# YOUR INSTRUCTIONS
Answer with one number: how many lines have "circle".

# SOURCE DATA

○ ○ ○ ○ ○

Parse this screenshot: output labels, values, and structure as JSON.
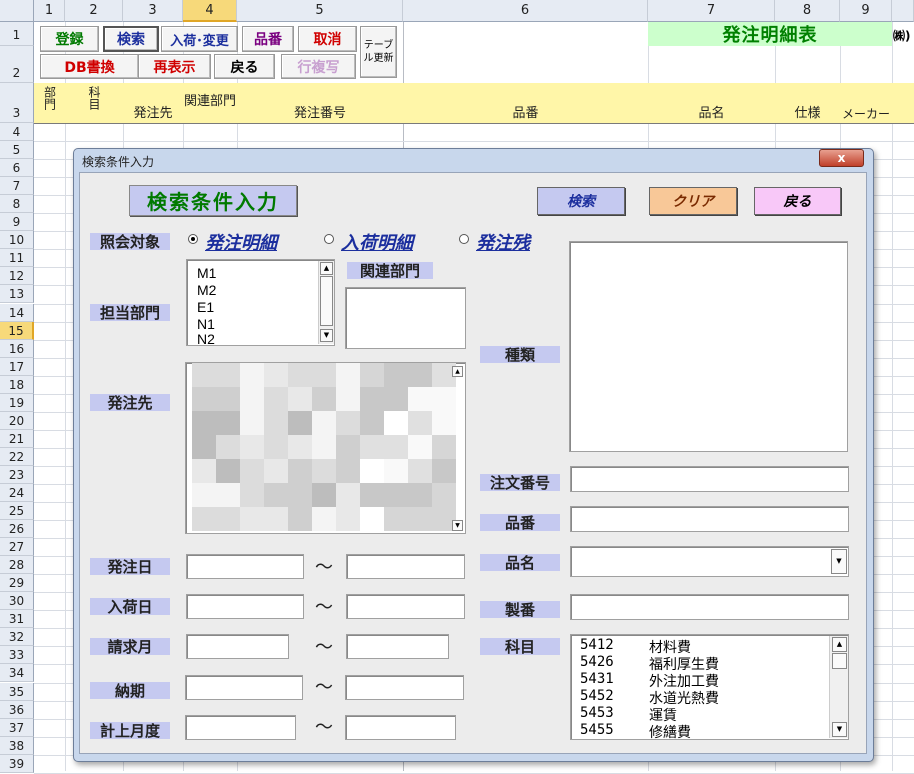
{
  "spreadsheet": {
    "columns": [
      {
        "label": "1",
        "x": 0,
        "w": 0
      },
      {
        "label": "2"
      },
      {
        "label": "3"
      },
      {
        "label": "4"
      },
      {
        "label": "5"
      },
      {
        "label": "6"
      },
      {
        "label": "7"
      },
      {
        "label": "8"
      },
      {
        "label": "9"
      }
    ],
    "rows": [
      "1",
      "2",
      "3",
      "4",
      "5",
      "6",
      "7",
      "8",
      "9",
      "10",
      "11",
      "12",
      "13",
      "14",
      "15",
      "16",
      "17",
      "18",
      "19",
      "20",
      "21",
      "22",
      "23",
      "24",
      "25",
      "26",
      "27",
      "28",
      "29",
      "30",
      "31",
      "32",
      "33",
      "34",
      "35",
      "36",
      "37",
      "38",
      "39"
    ],
    "title": "発注明細表",
    "company_suffix": "㈱)",
    "buttons": {
      "register": "登録",
      "search": "検索",
      "arrival_change": "入荷･変更",
      "item_no": "品番",
      "cancel": "取消",
      "table_update": "テーブル更新",
      "db_write": "DB書換",
      "redisplay": "再表示",
      "back": "戻る",
      "row_copy": "行複写"
    },
    "header_cells": [
      "部門",
      "科目",
      "発注先",
      "関連部門",
      "発注番号",
      "品番",
      "品名",
      "仕様",
      "メーカー"
    ],
    "colors": {
      "header_fill": "#fff6a8",
      "title_fill": "#ccffcc",
      "title_text": "#008000"
    }
  },
  "dialog": {
    "window_title": "検索条件入力",
    "close_label": "x",
    "heading": "検索条件入力",
    "buttons": {
      "search": "検索",
      "clear": "クリア",
      "back": "戻る"
    },
    "inquiry_label": "照会対象",
    "radio_options": [
      {
        "label": "発注明細",
        "selected": true
      },
      {
        "label": "入荷明細",
        "selected": false
      },
      {
        "label": "発注残",
        "selected": false
      }
    ],
    "dept_label": "担当部門",
    "dept_items": [
      "M1",
      "M2",
      "E1",
      "N1",
      "N2"
    ],
    "related_dept_label": "関連部門",
    "supplier_label": "発注先",
    "order_date_label": "発注日",
    "arrival_date_label": "入荷日",
    "billing_month_label": "請求月",
    "due_label": "納期",
    "posting_month_label": "計上月度",
    "range_sep": "～",
    "type_label": "種類",
    "order_no_label": "注文番号",
    "item_no_label": "品番",
    "item_name_label": "品名",
    "prod_no_label": "製番",
    "account_label": "科目",
    "account_items": [
      {
        "code": "5412",
        "name": "材料費"
      },
      {
        "code": "5426",
        "name": "福利厚生費"
      },
      {
        "code": "5431",
        "name": "外注加工費"
      },
      {
        "code": "5452",
        "name": "水道光熱費"
      },
      {
        "code": "5453",
        "name": "運賃"
      },
      {
        "code": "5455",
        "name": "修繕費"
      }
    ]
  }
}
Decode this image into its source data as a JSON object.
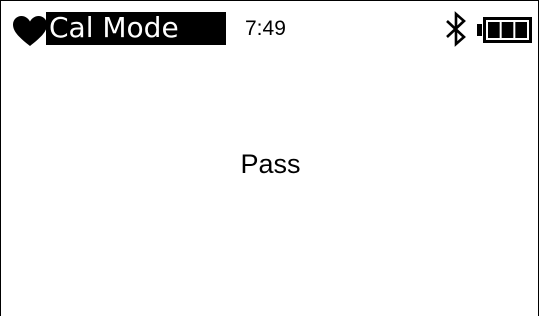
{
  "header": {
    "status_icon": "heart-icon",
    "mode_title": "Cal Mode",
    "time": "7:49",
    "bluetooth_icon": "bluetooth-icon",
    "battery_icon": "battery-icon",
    "battery_level_bars": 3,
    "battery_level_max": 3
  },
  "main": {
    "result_text": "Pass"
  }
}
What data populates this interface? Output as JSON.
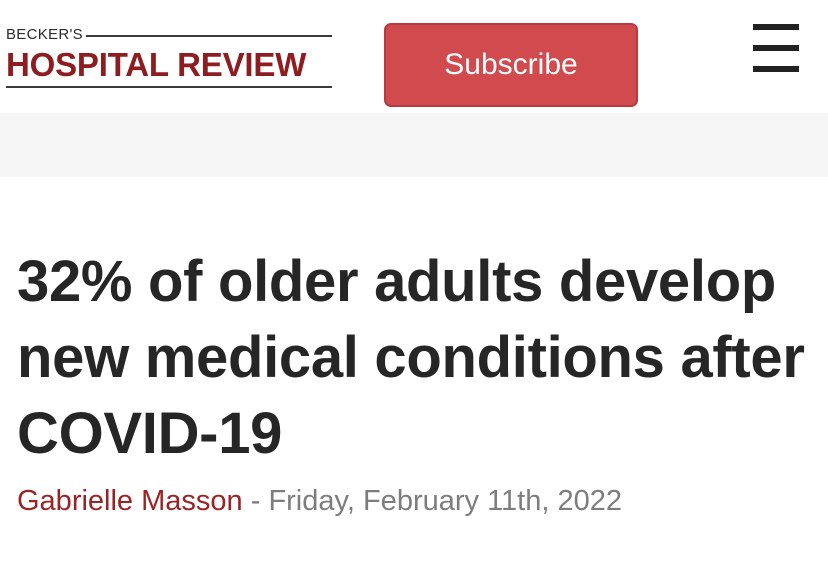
{
  "header": {
    "logo_small": "BECKER'S",
    "logo_main": "HOSPITAL REVIEW",
    "subscribe_label": "Subscribe",
    "menu_icon": "hamburger-menu-icon"
  },
  "colors": {
    "brand": "#8e1d21",
    "subscribe_bg": "#d04a4e",
    "author": "#9b2325",
    "band": "#f6f6f6"
  },
  "article": {
    "headline": "32% of older adults develop new medical conditions after COVID-19",
    "author": "Gabrielle Masson",
    "separator": " - ",
    "date": "Friday, February 11th, 2022"
  }
}
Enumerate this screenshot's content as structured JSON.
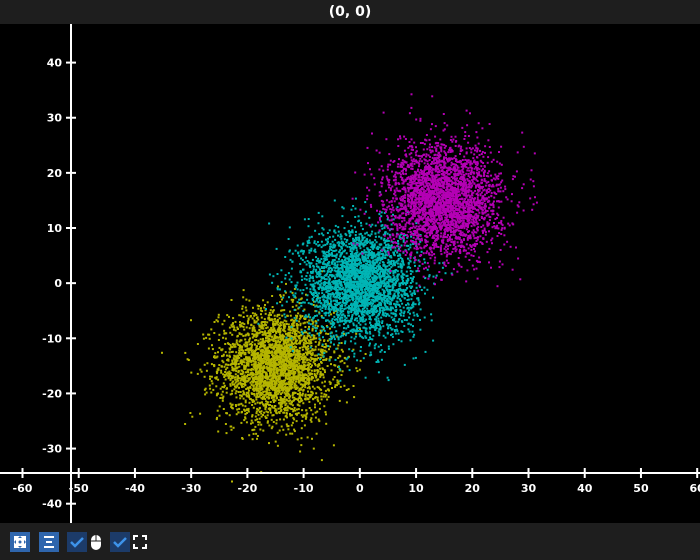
{
  "title": "(0, 0)",
  "toolbar": {
    "buttons": [
      {
        "icon": "fit-view-icon"
      },
      {
        "icon": "align-icon"
      },
      {
        "icon": "checkbox-checked-icon"
      },
      {
        "icon": "mouse-icon"
      },
      {
        "icon": "checkbox-checked-icon"
      },
      {
        "icon": "fullscreen-icon"
      }
    ]
  },
  "chart_data": {
    "type": "scatter",
    "xlim": [
      -64,
      60.5
    ],
    "ylim": [
      -43.5,
      47
    ],
    "x_ticks": [
      -60,
      -50,
      -40,
      -30,
      -20,
      -10,
      0,
      10,
      20,
      30,
      40,
      50,
      60
    ],
    "y_ticks": [
      -40,
      -30,
      -20,
      -10,
      0,
      10,
      20,
      30,
      40
    ],
    "grid": false,
    "series": [
      {
        "color": "#b5b500",
        "center": [
          -15,
          -15
        ],
        "std": [
          5,
          5
        ],
        "count": 3000
      },
      {
        "color": "#00b5b5",
        "center": [
          0,
          0
        ],
        "std": [
          5,
          5
        ],
        "count": 3000
      },
      {
        "color": "#b500b5",
        "center": [
          15,
          15
        ],
        "std": [
          5,
          5
        ],
        "count": 3000
      }
    ]
  }
}
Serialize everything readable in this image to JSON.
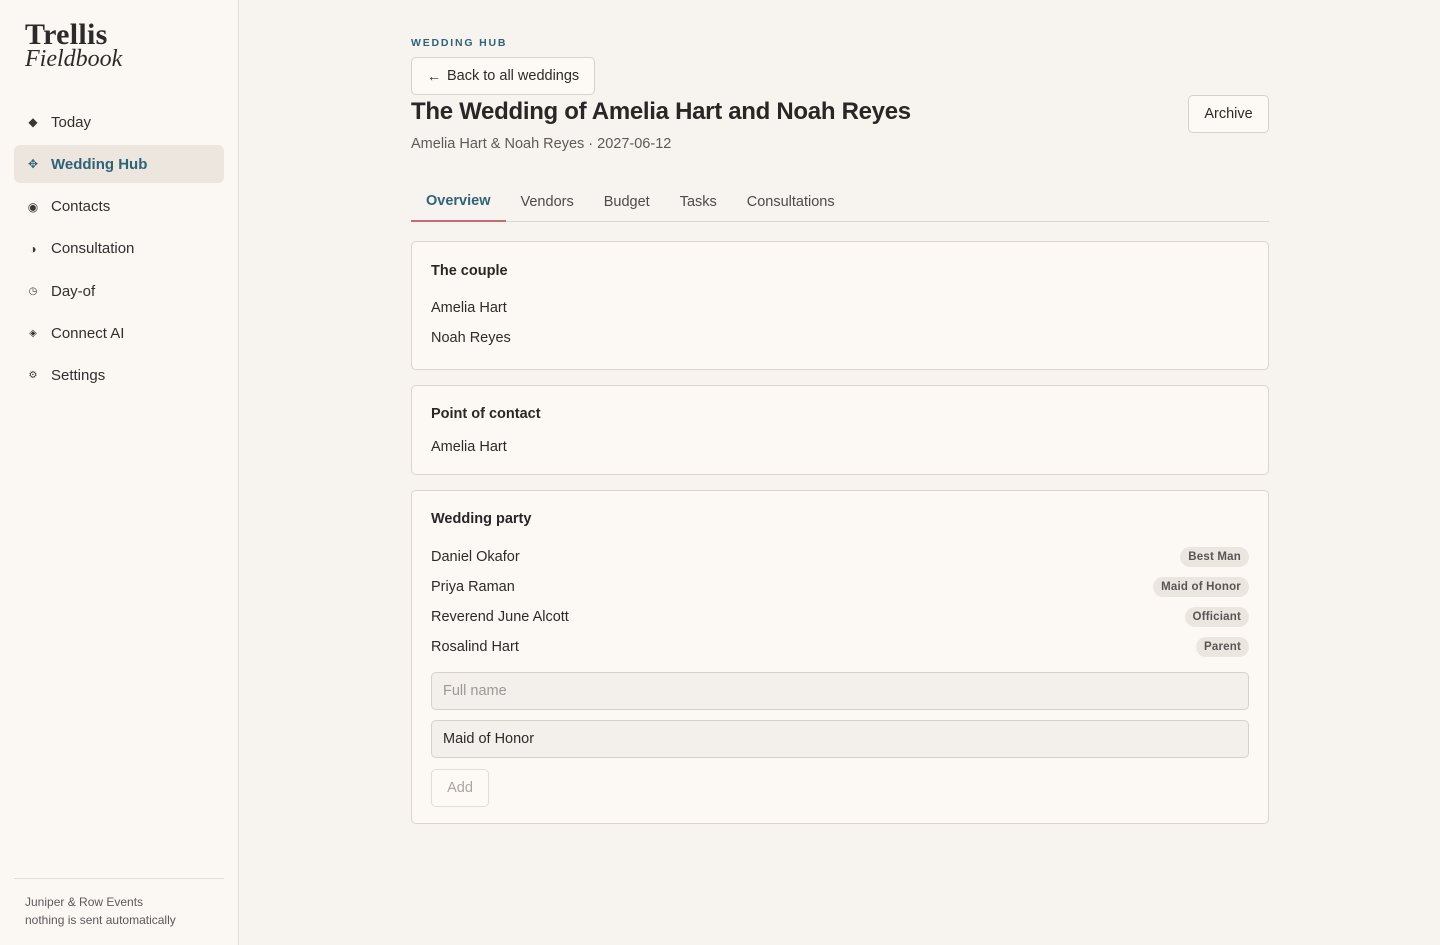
{
  "brand": {
    "line1": "Trellis",
    "line2": "Fieldbook"
  },
  "sidebar": {
    "items": [
      {
        "label": "Today",
        "icon": "diamond-icon",
        "active": false
      },
      {
        "label": "Wedding Hub",
        "icon": "sparkle-icon",
        "active": true
      },
      {
        "label": "Contacts",
        "icon": "circle-dot-icon",
        "active": false
      },
      {
        "label": "Consultation",
        "icon": "half-circle-icon",
        "active": false
      },
      {
        "label": "Day-of",
        "icon": "clock-icon",
        "active": false
      },
      {
        "label": "Connect AI",
        "icon": "diamond-dot-icon",
        "active": false
      },
      {
        "label": "Settings",
        "icon": "gear-icon",
        "active": false
      }
    ],
    "footer": {
      "org": "Juniper & Row Events",
      "note": "nothing is sent automatically"
    }
  },
  "header": {
    "eyebrow": "WEDDING HUB",
    "back_label": "Back to all weddings",
    "title": "The Wedding of Amelia Hart and Noah Reyes",
    "subtitle": "Amelia Hart & Noah Reyes · 2027-06-12",
    "archive_label": "Archive"
  },
  "tabs": [
    {
      "label": "Overview",
      "active": true
    },
    {
      "label": "Vendors",
      "active": false
    },
    {
      "label": "Budget",
      "active": false
    },
    {
      "label": "Tasks",
      "active": false
    },
    {
      "label": "Consultations",
      "active": false
    }
  ],
  "couple": {
    "title": "The couple",
    "names": [
      "Amelia Hart",
      "Noah Reyes"
    ]
  },
  "contact": {
    "title": "Point of contact",
    "name": "Amelia Hart"
  },
  "party": {
    "title": "Wedding party",
    "members": [
      {
        "name": "Daniel Okafor",
        "role": "Best Man"
      },
      {
        "name": "Priya Raman",
        "role": "Maid of Honor"
      },
      {
        "name": "Reverend June Alcott",
        "role": "Officiant"
      },
      {
        "name": "Rosalind Hart",
        "role": "Parent"
      }
    ],
    "name_placeholder": "Full name",
    "name_value": "",
    "role_value": "Maid of Honor",
    "add_label": "Add"
  },
  "colors": {
    "accent": "#2e6378",
    "tab_underline": "#c46b74",
    "background": "#f7f3ee"
  }
}
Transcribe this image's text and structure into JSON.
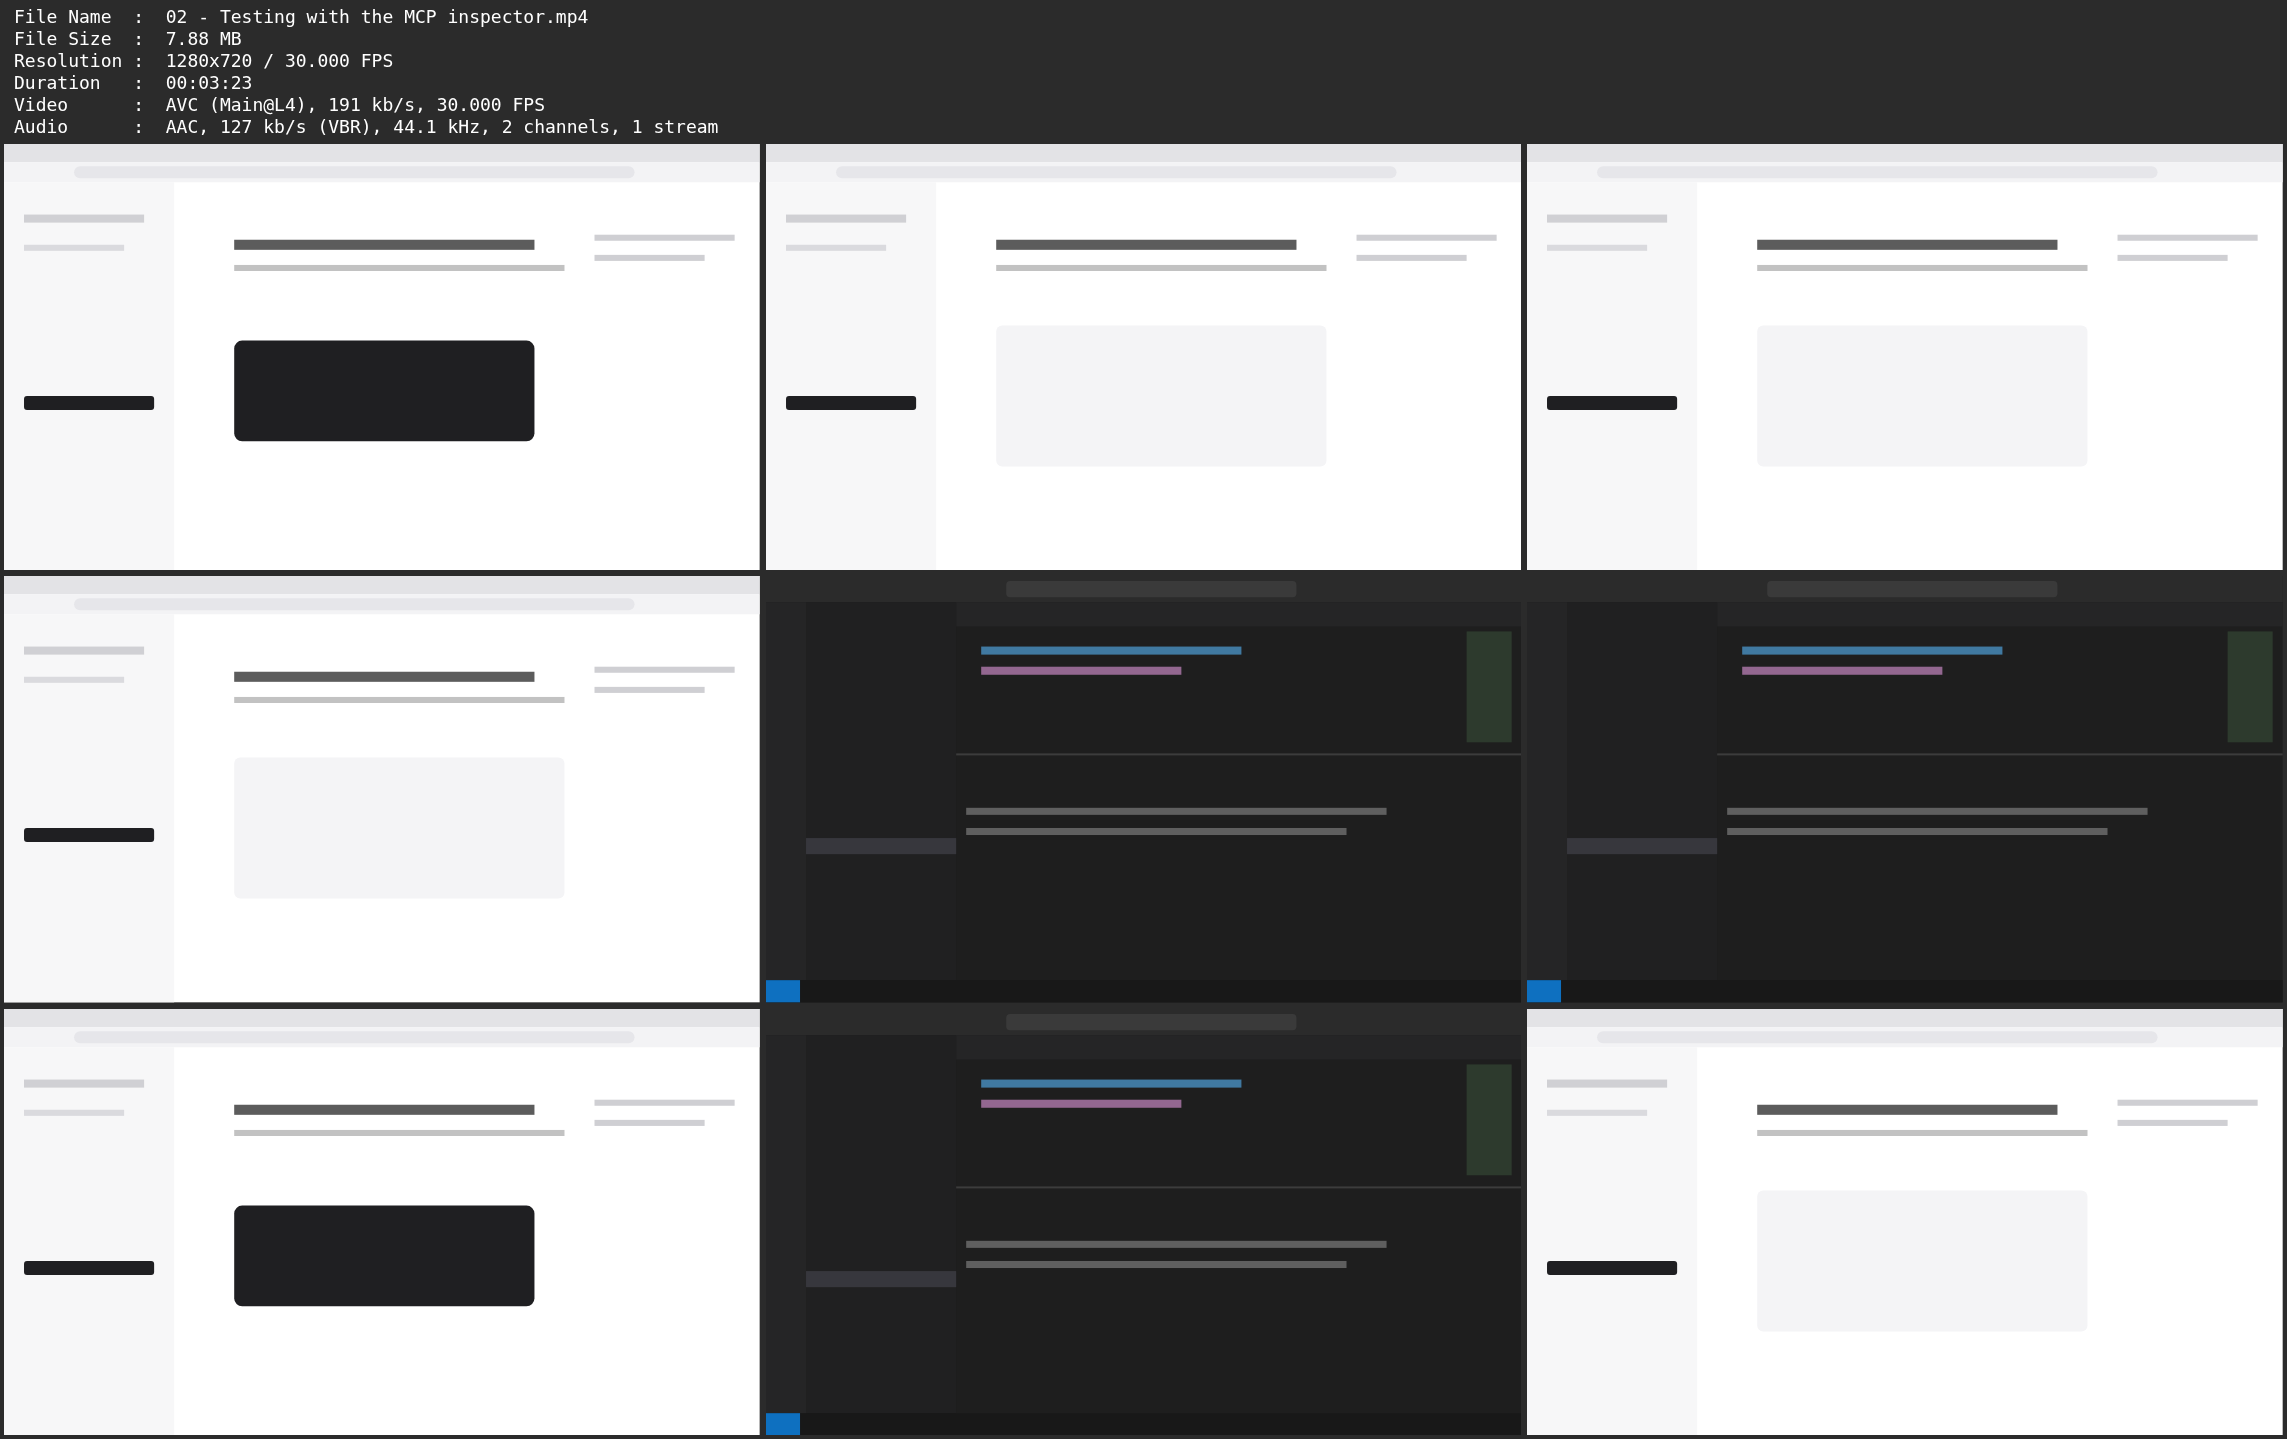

○ ○ ○ ○ ○

# RESPONSE FOR THIS EXERCISE
2